● Collected data entries
— BEGIN —
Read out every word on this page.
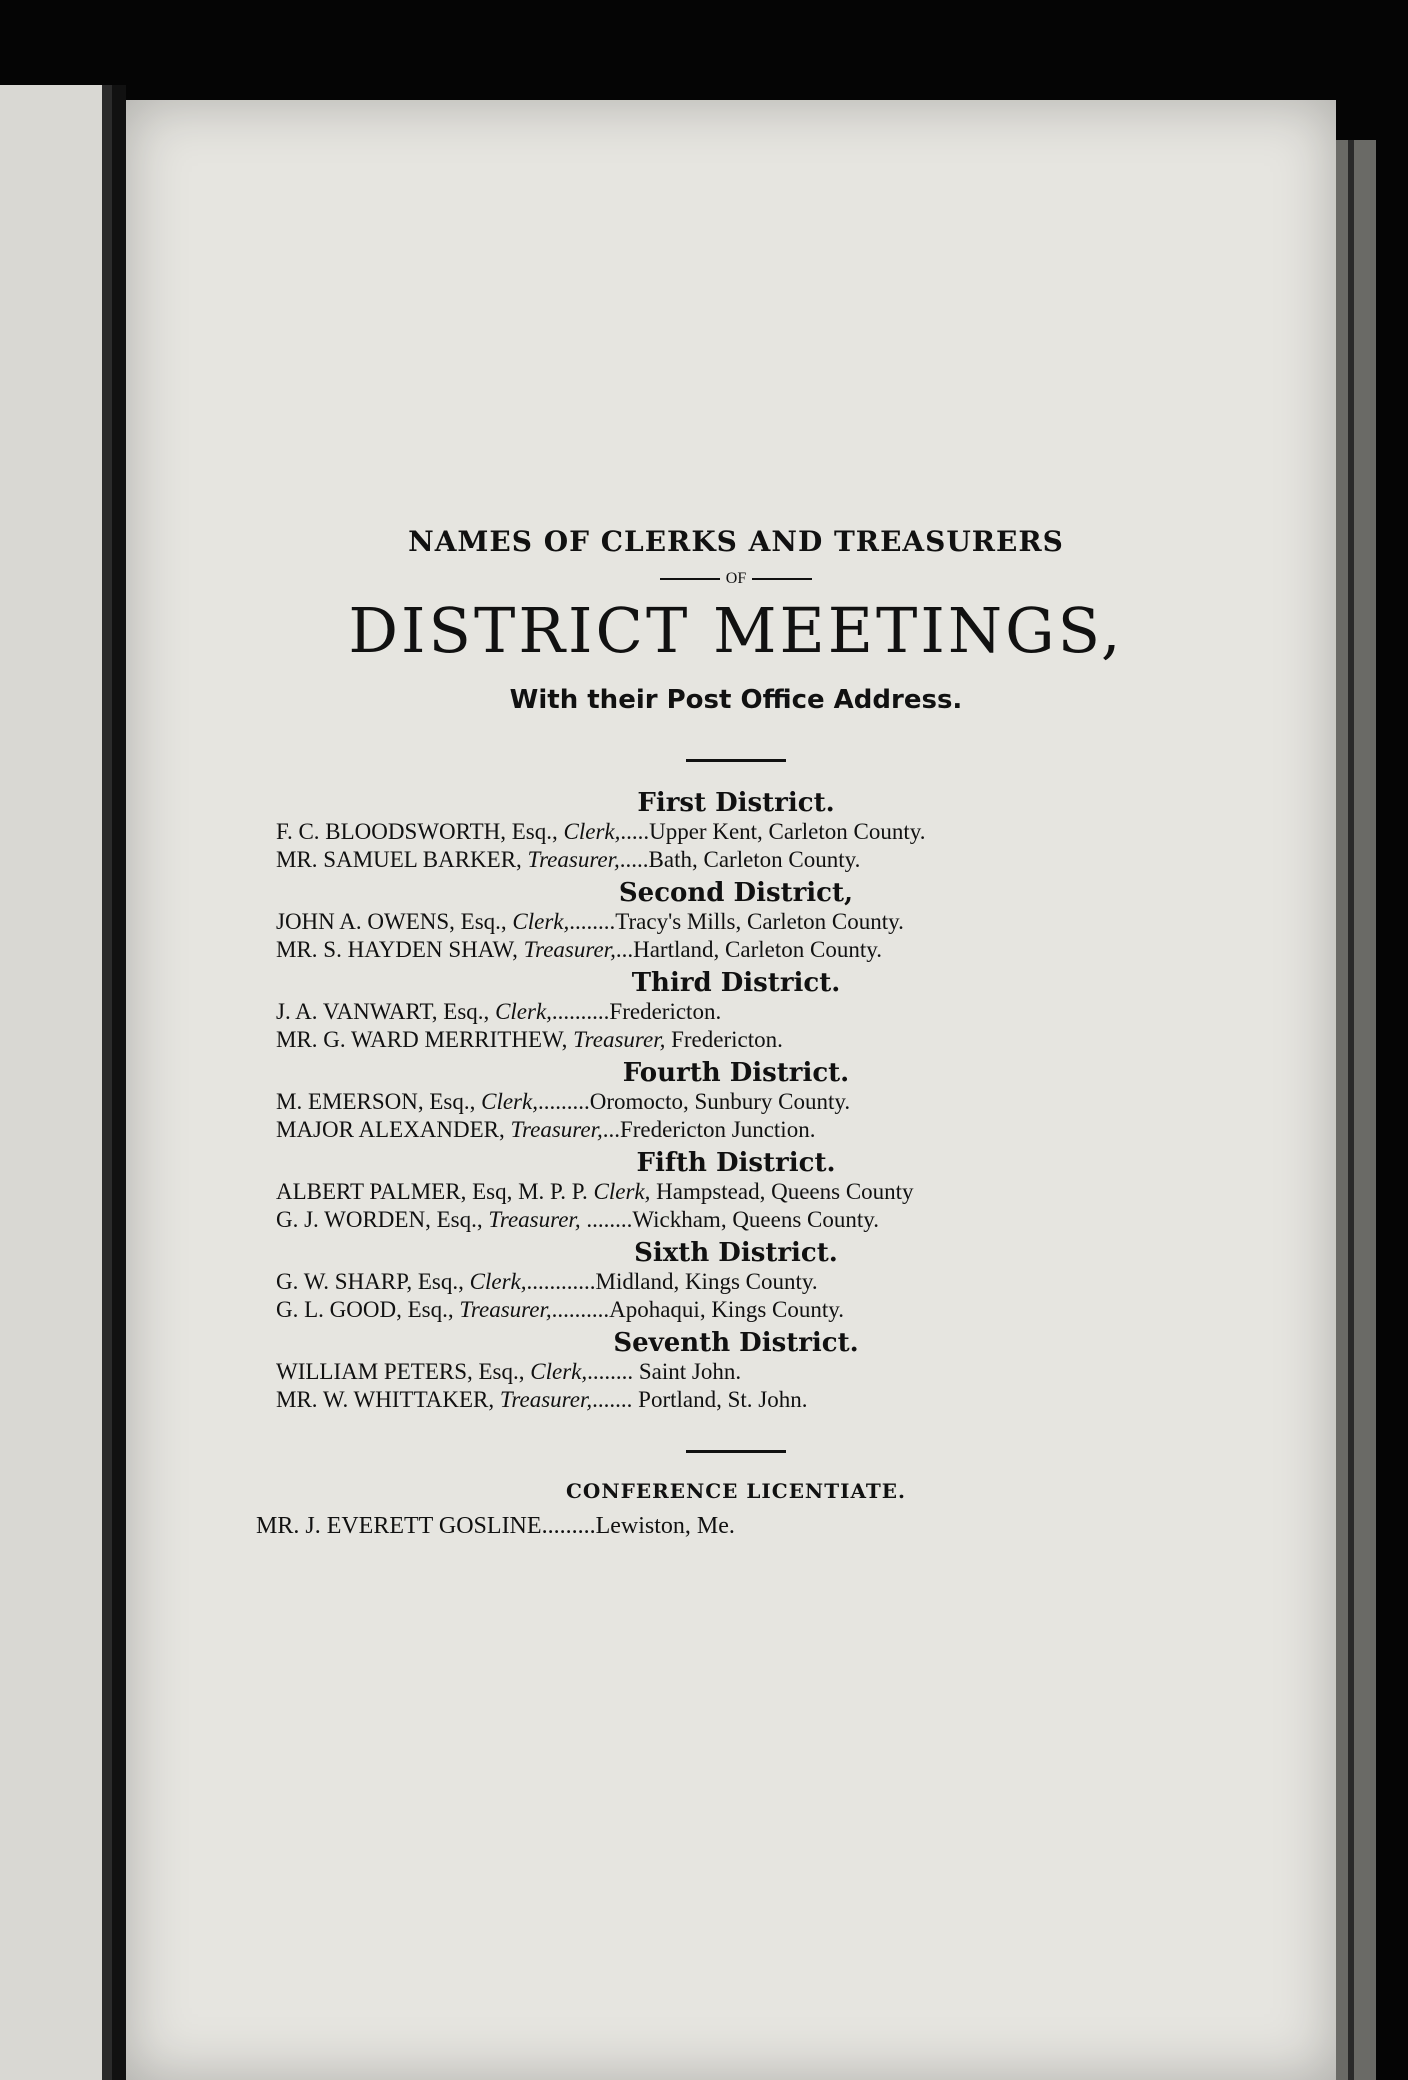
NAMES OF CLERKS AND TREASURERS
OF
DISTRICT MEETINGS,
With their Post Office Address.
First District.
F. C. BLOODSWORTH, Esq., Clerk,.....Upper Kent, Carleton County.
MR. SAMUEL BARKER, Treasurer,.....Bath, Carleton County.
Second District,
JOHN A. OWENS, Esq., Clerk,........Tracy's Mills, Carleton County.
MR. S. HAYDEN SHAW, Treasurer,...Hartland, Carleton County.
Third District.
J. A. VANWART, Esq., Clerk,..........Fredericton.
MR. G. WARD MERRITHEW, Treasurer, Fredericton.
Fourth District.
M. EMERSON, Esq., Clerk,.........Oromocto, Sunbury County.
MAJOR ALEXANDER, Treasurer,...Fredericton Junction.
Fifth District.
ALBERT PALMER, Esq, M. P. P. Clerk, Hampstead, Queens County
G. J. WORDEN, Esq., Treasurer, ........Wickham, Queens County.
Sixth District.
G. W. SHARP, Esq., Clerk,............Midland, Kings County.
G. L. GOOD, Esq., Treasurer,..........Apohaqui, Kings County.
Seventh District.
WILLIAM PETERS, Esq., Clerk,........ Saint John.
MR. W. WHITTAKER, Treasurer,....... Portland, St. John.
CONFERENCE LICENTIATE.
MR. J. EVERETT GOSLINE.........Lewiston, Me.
— END —
— BEGIN —
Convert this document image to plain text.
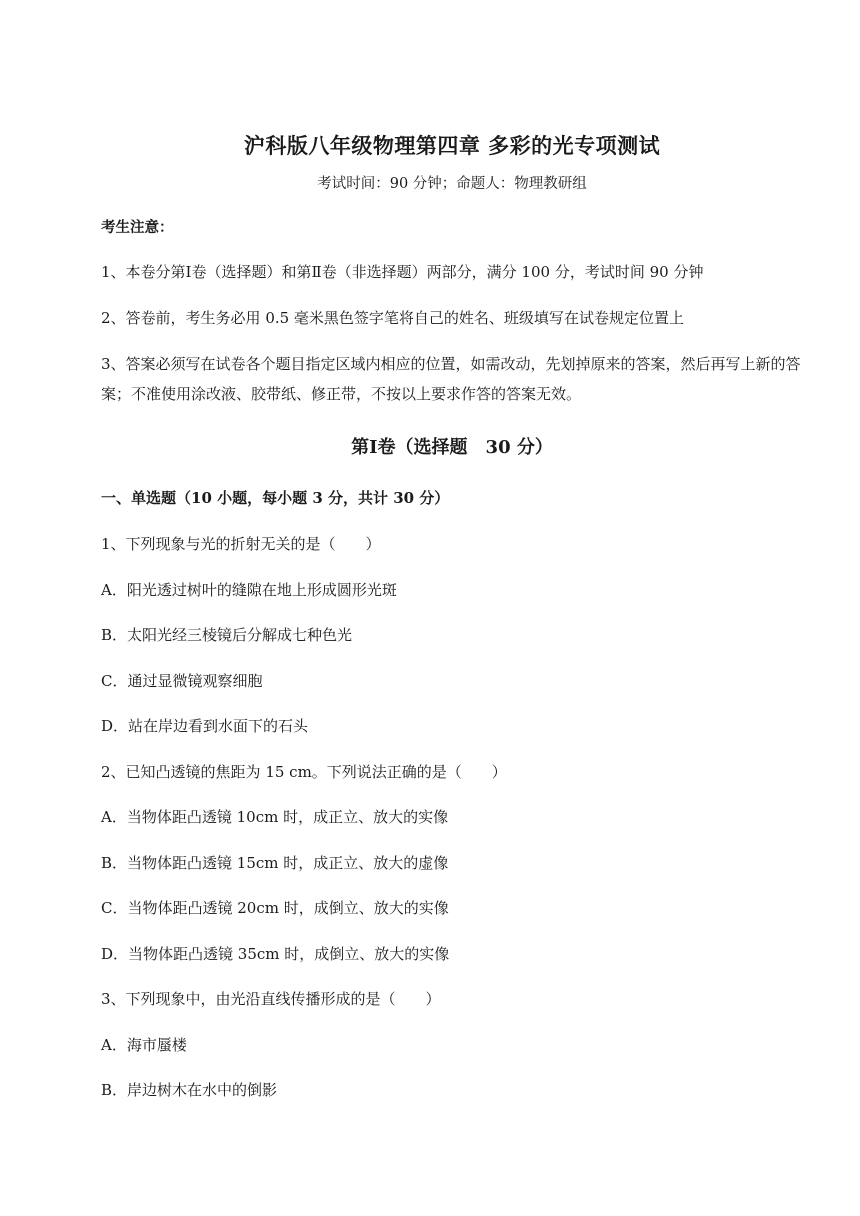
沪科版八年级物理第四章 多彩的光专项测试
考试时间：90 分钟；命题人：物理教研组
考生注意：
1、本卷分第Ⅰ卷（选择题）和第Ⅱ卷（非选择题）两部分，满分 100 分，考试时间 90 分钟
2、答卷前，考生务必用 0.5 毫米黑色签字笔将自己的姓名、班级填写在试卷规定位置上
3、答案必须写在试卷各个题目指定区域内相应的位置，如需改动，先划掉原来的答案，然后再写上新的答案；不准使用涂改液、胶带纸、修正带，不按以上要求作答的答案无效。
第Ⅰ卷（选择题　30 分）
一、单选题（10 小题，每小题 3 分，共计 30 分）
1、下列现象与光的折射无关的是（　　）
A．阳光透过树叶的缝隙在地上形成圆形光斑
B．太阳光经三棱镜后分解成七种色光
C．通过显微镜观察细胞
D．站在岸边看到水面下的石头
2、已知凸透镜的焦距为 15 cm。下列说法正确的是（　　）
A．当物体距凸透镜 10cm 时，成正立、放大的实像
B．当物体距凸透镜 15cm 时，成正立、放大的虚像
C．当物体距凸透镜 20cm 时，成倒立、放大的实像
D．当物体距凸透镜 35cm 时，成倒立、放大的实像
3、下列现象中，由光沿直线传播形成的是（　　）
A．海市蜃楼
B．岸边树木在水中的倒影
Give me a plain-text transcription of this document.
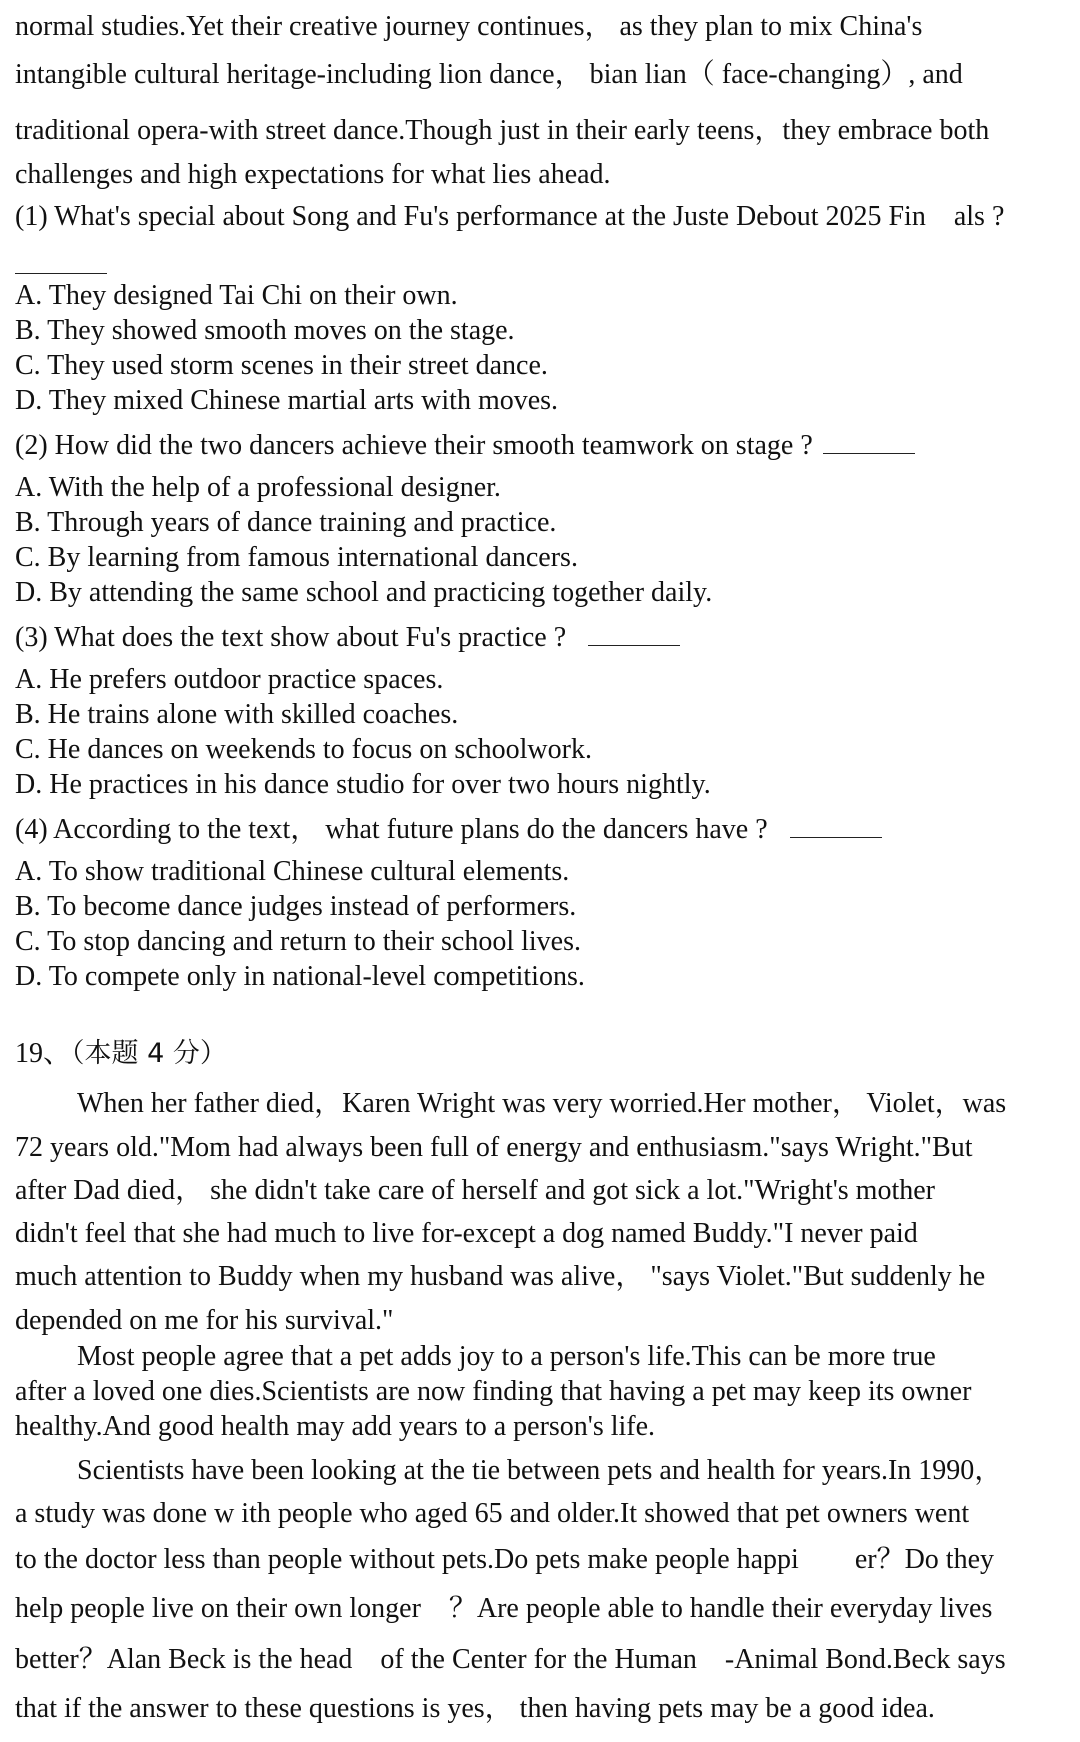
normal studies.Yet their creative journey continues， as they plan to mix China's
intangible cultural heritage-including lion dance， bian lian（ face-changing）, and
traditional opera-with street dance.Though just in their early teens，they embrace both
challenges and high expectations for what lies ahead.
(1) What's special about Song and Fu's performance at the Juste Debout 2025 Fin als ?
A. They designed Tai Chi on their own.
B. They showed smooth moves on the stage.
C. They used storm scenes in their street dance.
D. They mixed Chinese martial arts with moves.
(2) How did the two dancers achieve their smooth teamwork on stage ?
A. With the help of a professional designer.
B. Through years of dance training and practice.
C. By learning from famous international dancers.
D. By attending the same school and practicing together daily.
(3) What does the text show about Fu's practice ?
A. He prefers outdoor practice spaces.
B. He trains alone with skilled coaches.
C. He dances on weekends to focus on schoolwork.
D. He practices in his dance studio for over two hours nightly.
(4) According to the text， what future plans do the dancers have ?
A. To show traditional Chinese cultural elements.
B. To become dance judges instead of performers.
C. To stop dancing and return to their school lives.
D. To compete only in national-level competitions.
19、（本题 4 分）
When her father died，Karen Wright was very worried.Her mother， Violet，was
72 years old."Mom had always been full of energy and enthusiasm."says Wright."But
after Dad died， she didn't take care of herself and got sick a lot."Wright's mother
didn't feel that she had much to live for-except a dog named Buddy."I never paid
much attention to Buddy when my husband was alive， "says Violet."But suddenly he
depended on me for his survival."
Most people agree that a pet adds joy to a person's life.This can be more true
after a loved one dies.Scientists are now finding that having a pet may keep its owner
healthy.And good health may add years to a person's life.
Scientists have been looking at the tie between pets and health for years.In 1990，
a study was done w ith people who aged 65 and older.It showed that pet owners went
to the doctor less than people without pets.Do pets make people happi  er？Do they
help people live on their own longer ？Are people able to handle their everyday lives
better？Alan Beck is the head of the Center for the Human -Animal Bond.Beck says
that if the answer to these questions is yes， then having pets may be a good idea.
— END —
— BEGIN —
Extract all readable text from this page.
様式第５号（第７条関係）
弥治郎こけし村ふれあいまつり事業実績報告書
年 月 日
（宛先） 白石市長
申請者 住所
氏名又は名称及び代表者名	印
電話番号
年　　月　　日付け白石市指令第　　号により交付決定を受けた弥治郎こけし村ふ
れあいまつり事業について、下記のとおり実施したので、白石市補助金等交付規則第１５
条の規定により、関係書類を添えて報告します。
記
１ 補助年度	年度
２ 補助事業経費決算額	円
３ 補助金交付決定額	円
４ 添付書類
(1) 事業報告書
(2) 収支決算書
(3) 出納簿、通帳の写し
— END —
● Work required
Gather all lines from the listing above in which "been" occurs.

● Solution for this problem
72 years old."Mom had always been full of energy and enthusiasm."says Wright."But
Scientists have been looking at the tie between pets and health for years.In 1990，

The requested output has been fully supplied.